╭─ INFORMATION GIVEN

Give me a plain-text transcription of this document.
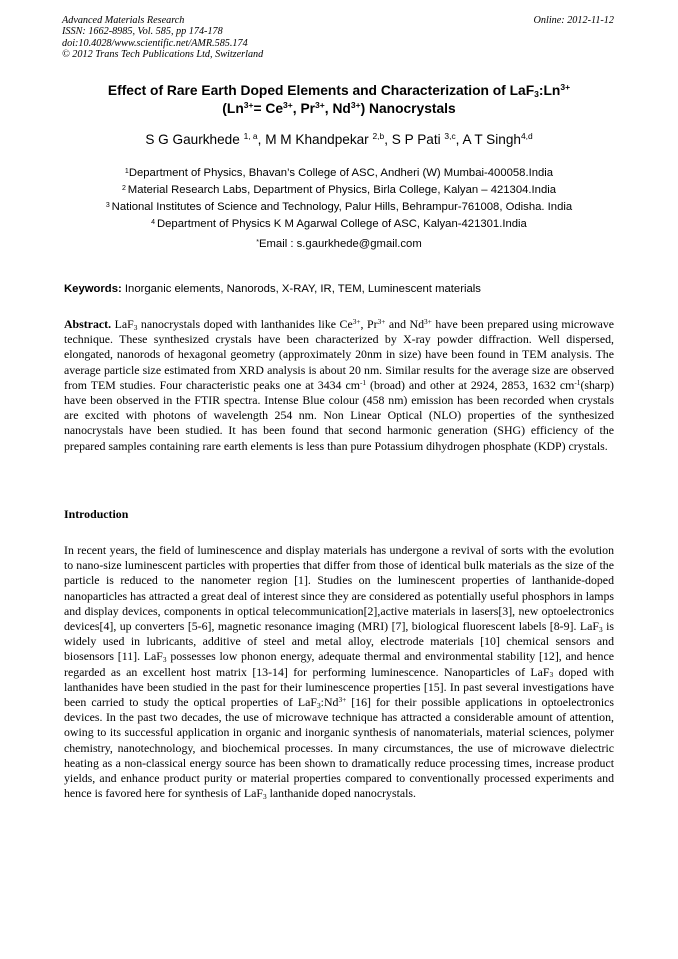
Advanced Materials Research
ISSN: 1662-8985, Vol. 585, pp 174-178
doi:10.4028/www.scientific.net/AMR.585.174
© 2012 Trans Tech Publications Ltd, Switzerland
Online: 2012-11-12
Effect of Rare Earth Doped Elements and Characterization of $LaF_3:Ln^{3+}$
($Ln^{3+}= Ce^{3+}$, $Pr^{3+}$, $Nd^{3+}$) Nanocrystals
S G Gaurkhede $^{1, a}$, M M Khandpekar $^{2,b}$, S P Pati $^{3,c}$, A T Singh$^{4,d}$
$^1$Department of Physics, Bhavan’s College of ASC, Andheri (W) Mumbai-400058.India
$^2$ Material Research Labs, Department of Physics, Birla College, Kalyan – 421304.India
$^3$ National Institutes of Science and Technology, Palur Hills, Behrampur-761008, Odisha. India
$^4$ Department of Physics K M Agarwal College of ASC, Kalyan-421301.India
*Email : s.gaurkhede@gmail.com
Keywords: Inorganic elements, Nanorods, X-RAY, IR, TEM, Luminescent materials
Abstract. LaF$_3$ nanocrystals doped with lanthanides like $Ce^{3+}$, $Pr^{3+}$ and $Nd^{3+}$ have been prepared using microwave technique. These synthesized crystals have been characterized by X-ray powder diffraction. Well dispersed, elongated, nanorods of hexagonal geometry (approximately 20nm in size) have been found in TEM analysis. The average particle size estimated from XRD analysis is about 20 nm. Similar results for the average size are observed from TEM studies. Four characteristic peaks one at 3434 $cm^{-1}$ (broad) and other at 2924, 2853, 1632 $cm^{-1}(sharp)$ have been observed in the FTIR spectra. Intense Blue colour (458 nm) emission has been recorded when crystals are excited with photons of wavelength 254 nm. Non Linear Optical (NLO) properties of the synthesized nanocrystals have been studied. It has been found that second harmonic generation (SHG) efficiency of the prepared samples containing rare earth elements is less than pure Potassium dihydrogen phosphate (KDP) crystals.
Introduction
In recent years, the field of luminescence and display materials has undergone a revival of sorts with the evolution to nano-size luminescent particles with properties that differ from those of identical bulk materials as the size of the particle is reduced to the nanometer region [1]. Studies on the luminescent properties of lanthanide-doped nanoparticles has attracted a great deal of interest since they are considered as potentially useful phosphors in lamps and display devices, components in optical telecommunication[2],active materials in lasers[3], new optoelectronics devices[4], up converters [5-6], magnetic resonance imaging (MRI) [7], biological fluorescent labels [8-9]. LaF$_3$ is widely used in lubricants, additive of steel and metal alloy, electrode materials [10] chemical sensors and biosensors [11]. LaF$_3$ possesses low phonon energy, adequate thermal and environmental stability [12], and hence regarded as an excellent host matrix [13-14] for performing luminescence. Nanoparticles of LaF$_3$ doped with lanthanides have been studied in the past for their luminescence properties [15]. In past several investigations have been carried to study the optical properties of $LaF_3:Nd^{3+}$ [16] for their possible applications in optoelectronics devices. In the past two decades, the use of microwave technique has attracted a considerable amount of attention, owing to its successful application in organic and inorganic synthesis of nanomaterials, material sciences, polymer chemistry, nanotechnology, and biochemical processes. In many circumstances, the use of microwave dielectric heating as a non-classical energy source has been shown to dramatically reduce processing times, increase product yields, and enhance product purity or material properties compared to conventionally processed experiments and hence is favored here for synthesis of LaF$_3$ lanthanide doped nanocrystals.
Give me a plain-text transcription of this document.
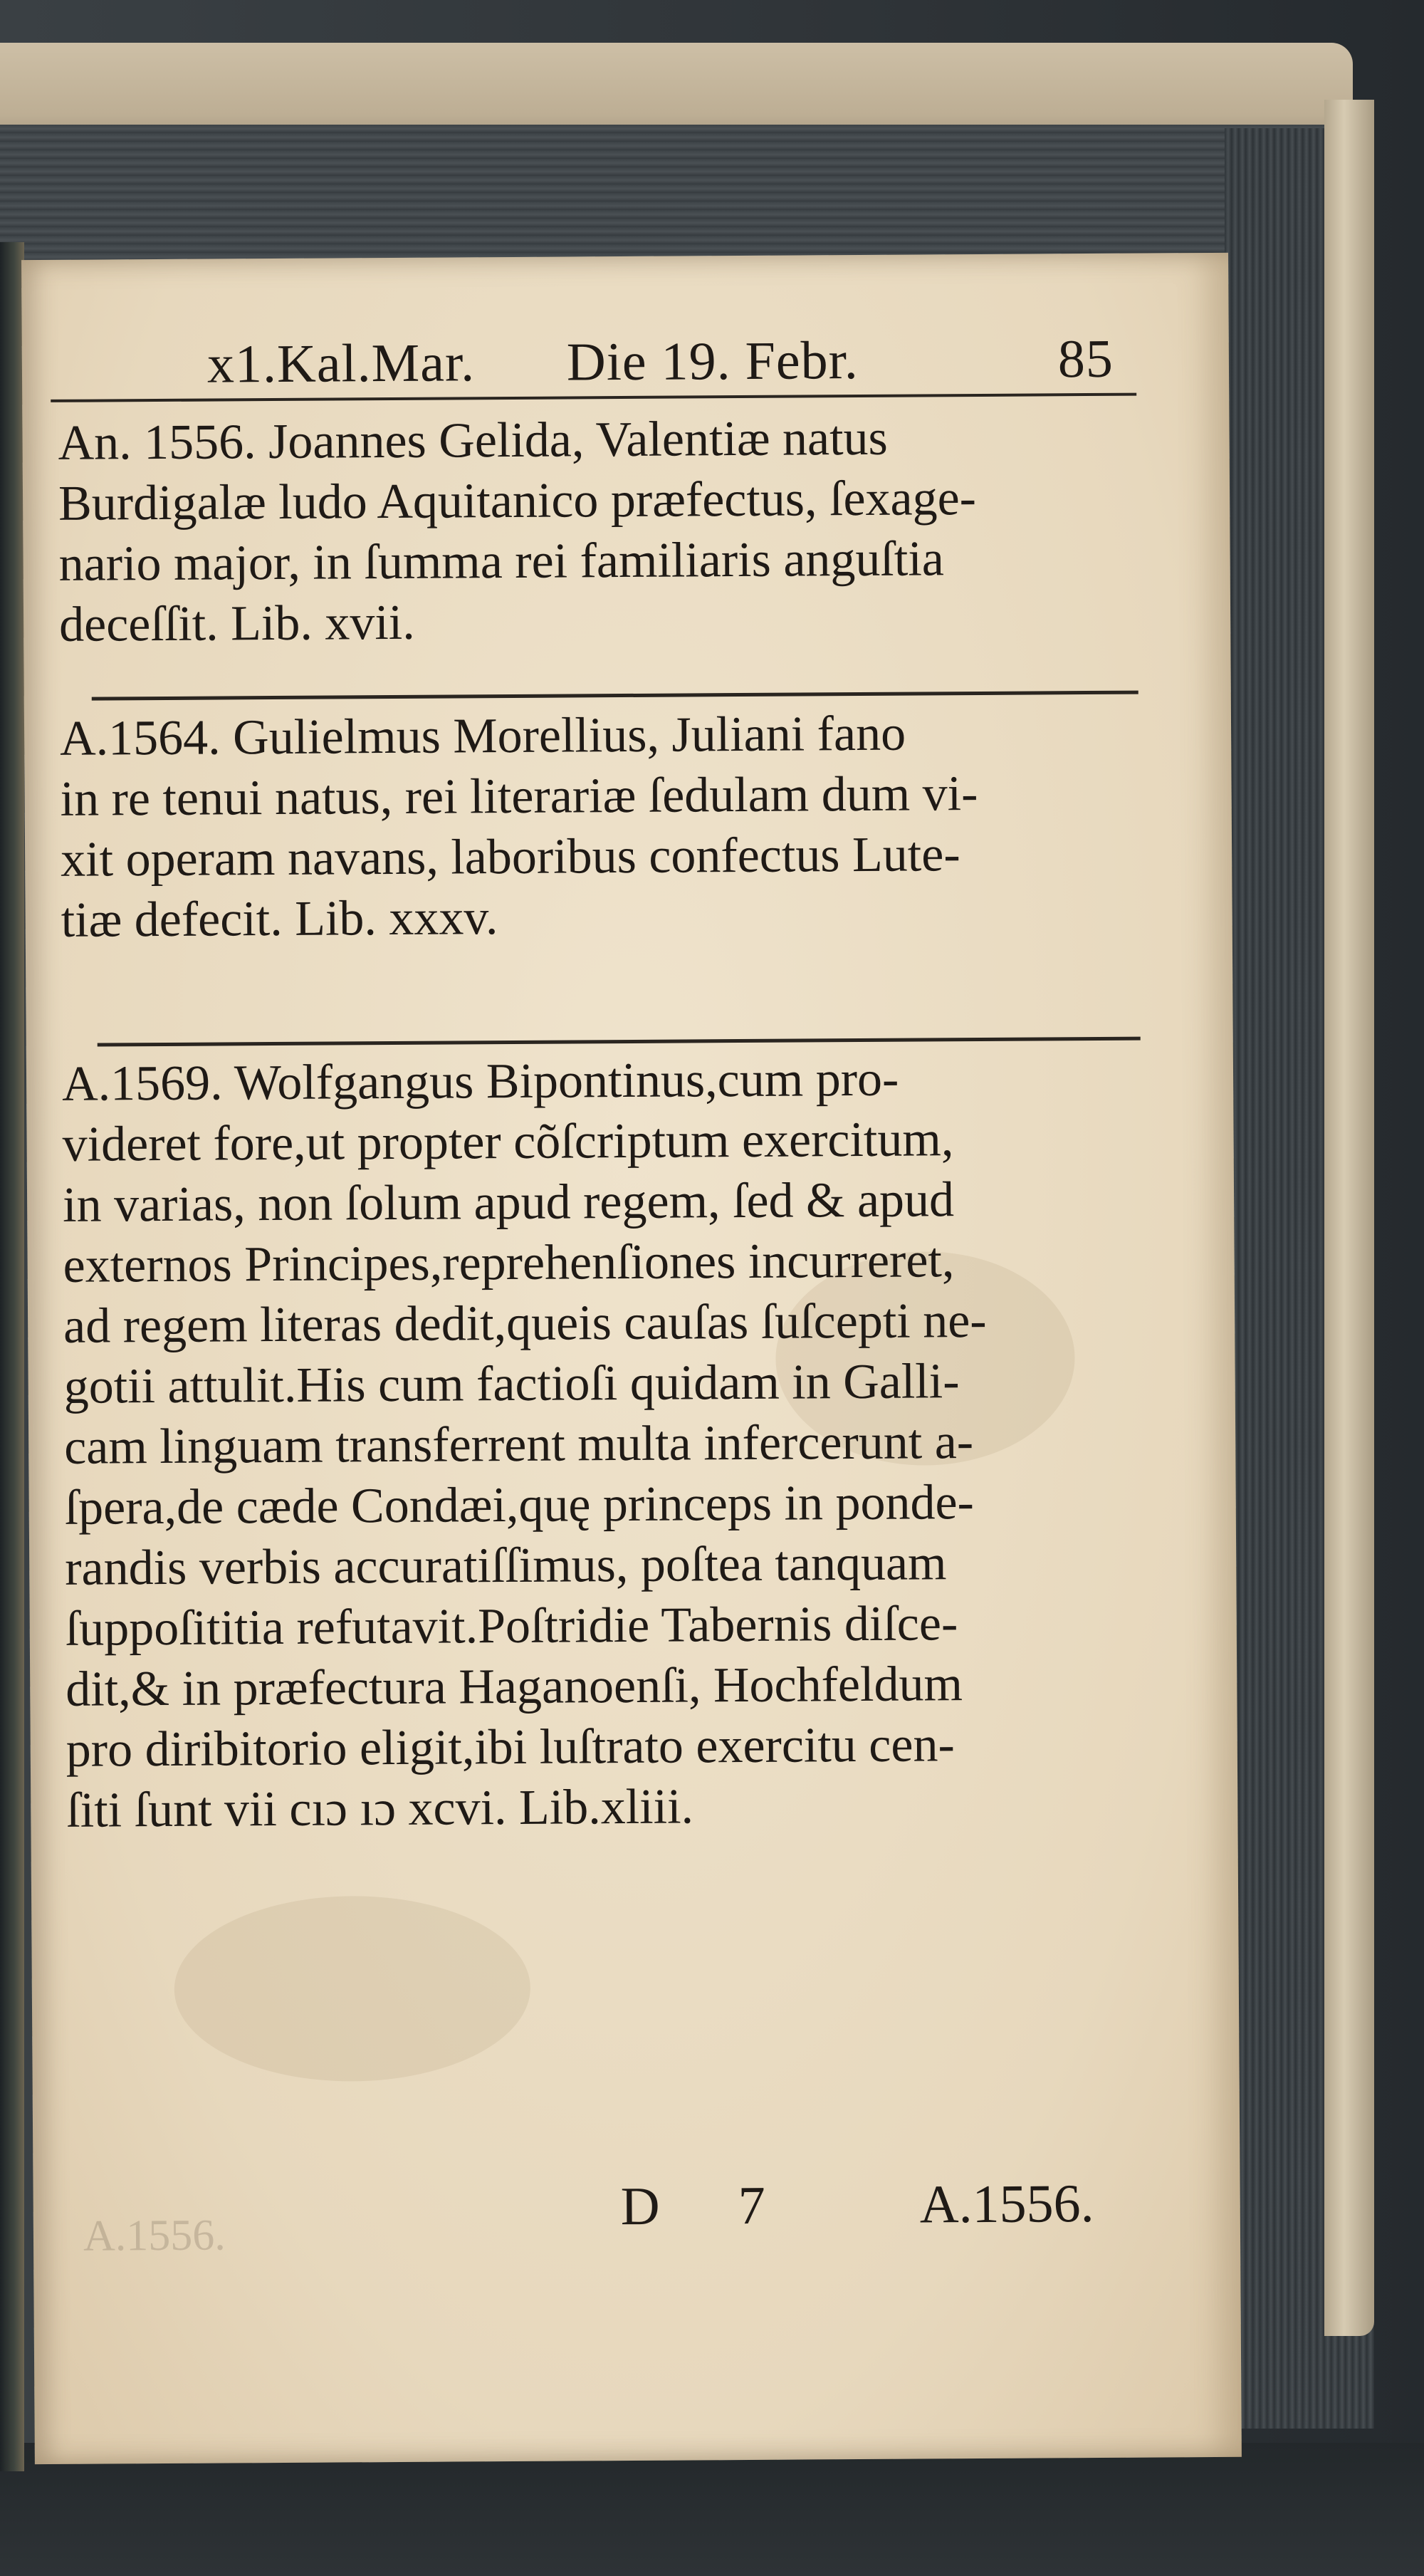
x1.Kal.Mar. Die 19. Febr.	85
An. 1556. Joannes Gelida, Valentiæ natus
Burdigalæ ludo Aquitanico præfectus, ſexage-
nario major, in ſumma rei familiaris anguſtia
deceſſit. Lib. xvii.
A.1564. Gulielmus Morellius, Juliani fano
in re tenui natus, rei literariæ ſedulam dum vi-
xit operam navans, laboribus confectus Lute-
tiæ defecit. Lib. xxxv.
A.1569. Wolfgangus Bipontinus,cum pro-
videret fore,ut propter cõſcriptum exercitum,
in varias, non ſolum apud regem, ſed & apud
externos Principes,reprehenſiones incurreret,
ad regem literas dedit,queis cauſas ſuſcepti ne-
gotii attulit.His cum factioſi quidam in Galli-
cam linguam transferrent multa infercerunt a-
ſpera,de cæde Condæi,quę princeps in ponde-
randis verbis accuratiſſimus, poſtea tanquam
ſuppoſititia refutavit.Poſtridie Tabernis diſce-
dit,& in præfectura Haganoenſi, Hochfeldum
pro diribitorio eligit,ibi luſtrato exercitu cen-
ſiti ſunt vii cıɔ ıɔ xcvi. Lib.xliii.
A.1556.	D 7	A.1556.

╰─

◆ REQUEST
Pull out each line of the listing that holds the string "Kalyan".

◆ EXERCISE OUTPUT
$^2$ Material Research Labs, Department of Physics, Birla College, Kalyan – 421304.India
$^4$ Department of Physics K M Agarwal College of ASC, Kalyan-421301.India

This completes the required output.